* _Article_
▶

0

Using MySQL and PHP I'm making an index of the "amounts" table and grouping it by product, type, month, day, and hour. Then either updating a matching record in the "amounts_merged" table or inserting a new record if it does not already exist.

Here is the solution I came up with. But I'm not sure this is the best way to go about this. Any suggestions would be great.

$sql = "SELECT product, type, month, day, hour, AVG(amount) AS average_amount FROM amounts GROUP BY product, type, month, day, hour";
$result1 = @mysql_query($sql, $con) or die(mysql_error());

while($row = mysql_fetch_array($result1)) {

    $average_amount = $row[average_amount];
    $product = $row[product];
    $type = $row[type];
    $month = $row[month];
    $day = $row[day];
    $hour = $row[hour];

    $sql = "UPDATE amounts_merged SET average_amount = '$average_amount' WHERE product = '$product' AND type = '$type' AND month = '$month' AND day = '$day' AND hour = '$hour'";
        $result2 = @mysql_query($sql, $con) or die(mysql_error());

        $updated_rows = mysql_affected_rows();

        if ($updated_rows == 0) {

            $sql = "INSERT INTO amounts_merged (product, type, month, day, hour, average_amount)

◀

* _Set exercise A_
In the entries below, output the lines from the one containing "legend-label: Block Time" through the one containing "y-axis-ticks: 0 20", unchanged.

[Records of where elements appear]
▶

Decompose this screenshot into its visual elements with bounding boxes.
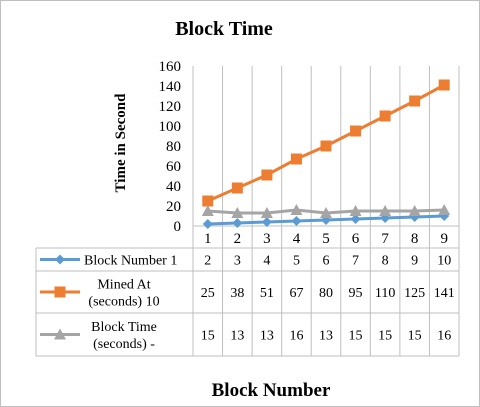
legend-label: Block Time (seconds) - <box>91 320 157 352</box>
data-point-marker <box>320 140 332 152</box>
data-table-cell: 95 <box>349 286 363 301</box>
data-point-marker <box>54 286 66 298</box>
x-tick-label: 7 <box>381 231 389 247</box>
data-point-marker <box>202 219 213 229</box>
data-table-cell: 13 <box>230 329 244 344</box>
x-tick-label: 3 <box>263 231 271 247</box>
y-axis-ticks: 0 20 40 60 80 100 120 140 160 <box>159 59 182 235</box>
data-point-marker <box>232 218 243 228</box>
data-table-cell: 15 <box>408 329 422 344</box>
data-table-cell: 8 <box>382 254 389 269</box>
data-point-marker <box>408 205 421 216</box>
data-point-marker <box>438 79 450 91</box>
data-point-marker <box>379 110 391 122</box>
x-axis-title: Block Number <box>212 380 331 401</box>
data-table-cell: 5 <box>293 254 300 269</box>
data-table-cell: 3 <box>234 254 241 269</box>
y-tick-label: 100 <box>159 119 182 135</box>
data-point-marker <box>290 204 303 215</box>
data-point-marker <box>231 182 243 194</box>
y-axis-title: Time in Second <box>113 93 129 193</box>
data-point-marker <box>350 214 361 224</box>
data-table-cell: 15 <box>349 329 363 344</box>
data-table-cell: 9 <box>411 254 418 269</box>
data-point-marker <box>231 207 244 218</box>
y-tick-label: 40 <box>166 179 181 195</box>
data-point-marker <box>261 169 273 181</box>
data-table-cell: 80 <box>319 286 333 301</box>
data-table-cell: 110 <box>375 286 395 301</box>
y-tick-label: 120 <box>159 99 182 115</box>
data-point-marker <box>350 125 362 137</box>
x-tick-label: 9 <box>440 231 448 247</box>
data-point-marker <box>290 153 302 165</box>
data-table-cell: 16 <box>289 329 303 344</box>
data-table-cell: 38 <box>230 286 244 301</box>
data-point-marker <box>379 205 392 216</box>
data-table-cell: 6 <box>323 254 330 269</box>
data-point-marker <box>349 205 362 216</box>
data-table-cell: 125 <box>404 286 425 301</box>
data-point-marker <box>260 207 273 218</box>
y-tick-label: 160 <box>159 59 182 75</box>
series-lines <box>201 79 451 229</box>
x-tick-label: 8 <box>411 231 419 247</box>
x-tick-label: 4 <box>293 231 301 247</box>
data-table-cell: 4 <box>263 254 270 269</box>
data-table-cell: 141 <box>434 286 455 301</box>
y-tick-label: 80 <box>166 139 181 155</box>
data-table-cell: 13 <box>260 329 274 344</box>
data-point-marker <box>55 254 65 265</box>
legend-label: Block Number 1 <box>84 254 177 269</box>
data-point-marker <box>320 207 332 218</box>
data-table-cell: 67 <box>289 286 303 301</box>
data-table-cell: 25 <box>201 286 215 301</box>
x-tick-label: 2 <box>234 231 242 247</box>
y-tick-label: 20 <box>166 199 181 215</box>
data-point-marker <box>202 195 214 207</box>
data-table-cell: 16 <box>437 329 451 344</box>
data-point-marker <box>261 217 272 227</box>
x-tick-label: 5 <box>322 231 330 247</box>
y-tick-label: 140 <box>159 79 182 95</box>
y-tick-label: 60 <box>166 159 181 175</box>
x-tick-label: 6 <box>352 231 360 247</box>
y-tick-label: 0 <box>174 219 182 235</box>
data-table-cell: 10 <box>437 254 451 269</box>
legend-label: Mined At (seconds) 10 <box>88 278 159 310</box>
data-point-marker <box>438 204 451 215</box>
x-tick-label: 1 <box>204 231 212 247</box>
data-table-cell: 15 <box>201 329 215 344</box>
data-point-marker <box>201 205 214 216</box>
data-point-marker <box>291 216 302 226</box>
chart-title: Block Time <box>175 18 273 40</box>
data-point-marker <box>409 95 421 107</box>
data-point-marker <box>54 328 66 340</box>
data-table-cell: 51 <box>260 286 274 301</box>
data-table-cell: 15 <box>378 329 392 344</box>
data-table-cell: 2 <box>204 254 211 269</box>
data-table-cell: 7 <box>352 254 359 269</box>
data-table-cell: 13 <box>319 329 333 344</box>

◀

* _Set exercise B_
Return the stretch of the MySQL and PHP question above from "Using MySQL and" through "would be great.", unchanged.

* _Expected output A_
legend-label: Block Time (seconds) - <box>91 320 157 352</box>
data-point-marker <box>320 140 332 152</box>
data-table-cell: 95 <box>349 286 363 301</box>
data-point-marker <box>54 286 66 298</box>
x-tick-label: 7 <box>381 231 389 247</box>
data-point-marker <box>202 219 213 229</box>
data-table-cell: 13 <box>230 329 244 344</box>
x-tick-label: 3 <box>263 231 271 247</box>
y-axis-ticks: 0 20 40 60 80 100 120 140 160 <box>159 59 182 235</box>

* _Expected output B_
Using MySQL and PHP I'm making an index of the "amounts" table and grouping it by product, type, month, day, and hour. Then either updating a matching record in the "amounts_merged" table or inserting a new record if it does not already exist.

Here is the solution I came up with. But I'm not sure this is the best way to go about this. Any suggestions would be great.